Copy out the items below, swapping each "chevron-right-icon" for "arrow-right-icon" and leaving everything else as it is.

━━━━━ Data supplied ━━━━━

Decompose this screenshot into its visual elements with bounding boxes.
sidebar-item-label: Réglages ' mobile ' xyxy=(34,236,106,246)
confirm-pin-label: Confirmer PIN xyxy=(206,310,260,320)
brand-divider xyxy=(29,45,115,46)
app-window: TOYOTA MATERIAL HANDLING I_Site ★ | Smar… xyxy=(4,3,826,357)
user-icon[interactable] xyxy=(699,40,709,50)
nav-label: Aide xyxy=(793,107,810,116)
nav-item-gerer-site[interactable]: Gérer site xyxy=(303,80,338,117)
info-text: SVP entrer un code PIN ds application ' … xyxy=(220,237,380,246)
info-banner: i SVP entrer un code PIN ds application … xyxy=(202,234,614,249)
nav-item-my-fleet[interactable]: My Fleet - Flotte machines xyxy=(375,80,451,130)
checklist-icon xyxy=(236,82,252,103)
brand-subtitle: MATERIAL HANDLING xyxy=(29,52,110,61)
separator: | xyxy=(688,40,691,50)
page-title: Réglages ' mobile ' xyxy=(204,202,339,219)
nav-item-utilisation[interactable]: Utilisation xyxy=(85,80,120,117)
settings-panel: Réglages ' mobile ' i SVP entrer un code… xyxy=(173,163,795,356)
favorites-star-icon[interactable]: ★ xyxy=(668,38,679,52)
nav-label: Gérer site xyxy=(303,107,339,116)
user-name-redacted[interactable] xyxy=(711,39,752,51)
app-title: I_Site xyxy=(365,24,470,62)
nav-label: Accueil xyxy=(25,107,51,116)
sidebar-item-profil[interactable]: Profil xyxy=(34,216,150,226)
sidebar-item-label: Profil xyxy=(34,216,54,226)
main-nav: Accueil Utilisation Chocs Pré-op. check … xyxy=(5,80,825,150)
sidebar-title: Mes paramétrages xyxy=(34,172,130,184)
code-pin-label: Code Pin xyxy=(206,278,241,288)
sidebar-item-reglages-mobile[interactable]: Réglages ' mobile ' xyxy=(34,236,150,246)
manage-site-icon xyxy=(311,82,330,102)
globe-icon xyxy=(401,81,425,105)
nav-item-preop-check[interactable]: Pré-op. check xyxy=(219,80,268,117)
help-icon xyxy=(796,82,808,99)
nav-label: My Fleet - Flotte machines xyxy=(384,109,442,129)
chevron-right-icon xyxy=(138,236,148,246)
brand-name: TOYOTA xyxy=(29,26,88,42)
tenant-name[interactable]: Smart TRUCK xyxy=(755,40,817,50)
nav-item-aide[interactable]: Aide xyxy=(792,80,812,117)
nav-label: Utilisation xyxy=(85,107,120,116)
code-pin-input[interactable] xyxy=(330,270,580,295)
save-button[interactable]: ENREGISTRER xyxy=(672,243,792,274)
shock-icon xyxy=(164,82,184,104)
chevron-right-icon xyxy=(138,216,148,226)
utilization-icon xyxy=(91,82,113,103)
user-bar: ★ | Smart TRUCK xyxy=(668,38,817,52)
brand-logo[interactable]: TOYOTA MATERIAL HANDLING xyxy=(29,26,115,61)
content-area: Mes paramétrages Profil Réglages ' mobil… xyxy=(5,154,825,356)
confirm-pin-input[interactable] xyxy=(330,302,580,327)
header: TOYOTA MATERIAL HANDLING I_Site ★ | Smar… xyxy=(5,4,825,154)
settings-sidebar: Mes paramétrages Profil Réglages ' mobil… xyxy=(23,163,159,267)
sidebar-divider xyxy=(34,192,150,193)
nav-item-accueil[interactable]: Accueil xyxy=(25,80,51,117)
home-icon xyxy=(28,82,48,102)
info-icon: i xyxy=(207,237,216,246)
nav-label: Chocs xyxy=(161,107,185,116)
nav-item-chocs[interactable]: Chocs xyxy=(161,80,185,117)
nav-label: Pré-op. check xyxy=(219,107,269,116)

━━━━━

[Output below]
Decompose this screenshot into its visual elements with bounding boxes.
sidebar-item-label: Réglages ' mobile ' xyxy=(34,236,106,246)
confirm-pin-label: Confirmer PIN xyxy=(206,310,260,320)
brand-divider xyxy=(29,45,115,46)
app-window: TOYOTA MATERIAL HANDLING I_Site ★ | Smar… xyxy=(4,3,826,357)
user-icon[interactable] xyxy=(699,40,709,50)
nav-label: Aide xyxy=(793,107,810,116)
nav-item-gerer-site[interactable]: Gérer site xyxy=(303,80,338,117)
info-text: SVP entrer un code PIN ds application ' … xyxy=(220,237,380,246)
info-banner: i SVP entrer un code PIN ds application … xyxy=(202,234,614,249)
nav-item-my-fleet[interactable]: My Fleet - Flotte machines xyxy=(375,80,451,130)
checklist-icon xyxy=(236,82,252,103)
brand-subtitle: MATERIAL HANDLING xyxy=(29,52,110,61)
separator: | xyxy=(688,40,691,50)
page-title: Réglages ' mobile ' xyxy=(204,202,339,219)
nav-item-utilisation[interactable]: Utilisation xyxy=(85,80,120,117)
settings-panel: Réglages ' mobile ' i SVP entrer un code… xyxy=(173,163,795,356)
favorites-star-icon[interactable]: ★ xyxy=(668,38,679,52)
nav-label: Gérer site xyxy=(303,107,339,116)
user-name-redacted[interactable] xyxy=(711,39,752,51)
app-title: I_Site xyxy=(365,24,470,62)
nav-label: Accueil xyxy=(25,107,51,116)
sidebar-item-profil[interactable]: Profil xyxy=(34,216,150,226)
sidebar-item-label: Profil xyxy=(34,216,54,226)
main-nav: Accueil Utilisation Chocs Pré-op. check … xyxy=(5,80,825,150)
sidebar-title: Mes paramétrages xyxy=(34,172,130,184)
code-pin-label: Code Pin xyxy=(206,278,241,288)
sidebar-item-reglages-mobile[interactable]: Réglages ' mobile ' xyxy=(34,236,150,246)
manage-site-icon xyxy=(311,82,330,102)
globe-icon xyxy=(401,81,425,105)
nav-item-preop-check[interactable]: Pré-op. check xyxy=(219,80,268,117)
help-icon xyxy=(796,82,808,99)
nav-label: My Fleet - Flotte machines xyxy=(384,109,442,129)
arrow-right-icon xyxy=(138,236,148,246)
brand-name: TOYOTA xyxy=(29,26,88,42)
tenant-name[interactable]: Smart TRUCK xyxy=(755,40,817,50)
nav-item-aide[interactable]: Aide xyxy=(792,80,812,117)
nav-label: Utilisation xyxy=(85,107,120,116)
code-pin-input[interactable] xyxy=(330,270,580,295)
save-button[interactable]: ENREGISTRER xyxy=(672,243,792,274)
shock-icon xyxy=(164,82,184,104)
arrow-right-icon xyxy=(138,216,148,226)
utilization-icon xyxy=(91,82,113,103)
user-bar: ★ | Smart TRUCK xyxy=(668,38,817,52)
brand-logo[interactable]: TOYOTA MATERIAL HANDLING xyxy=(29,26,115,61)
content-area: Mes paramétrages Profil Réglages ' mobil… xyxy=(5,154,825,356)
confirm-pin-input[interactable] xyxy=(330,302,580,327)
header: TOYOTA MATERIAL HANDLING I_Site ★ | Smar… xyxy=(5,4,825,154)
settings-sidebar: Mes paramétrages Profil Réglages ' mobil… xyxy=(23,163,159,267)
sidebar-divider xyxy=(34,192,150,193)
nav-item-accueil[interactable]: Accueil xyxy=(25,80,51,117)
home-icon xyxy=(28,82,48,102)
info-icon: i xyxy=(207,237,216,246)
nav-label: Chocs xyxy=(161,107,185,116)
nav-item-chocs[interactable]: Chocs xyxy=(161,80,185,117)
nav-label: Pré-op. check xyxy=(219,107,269,116)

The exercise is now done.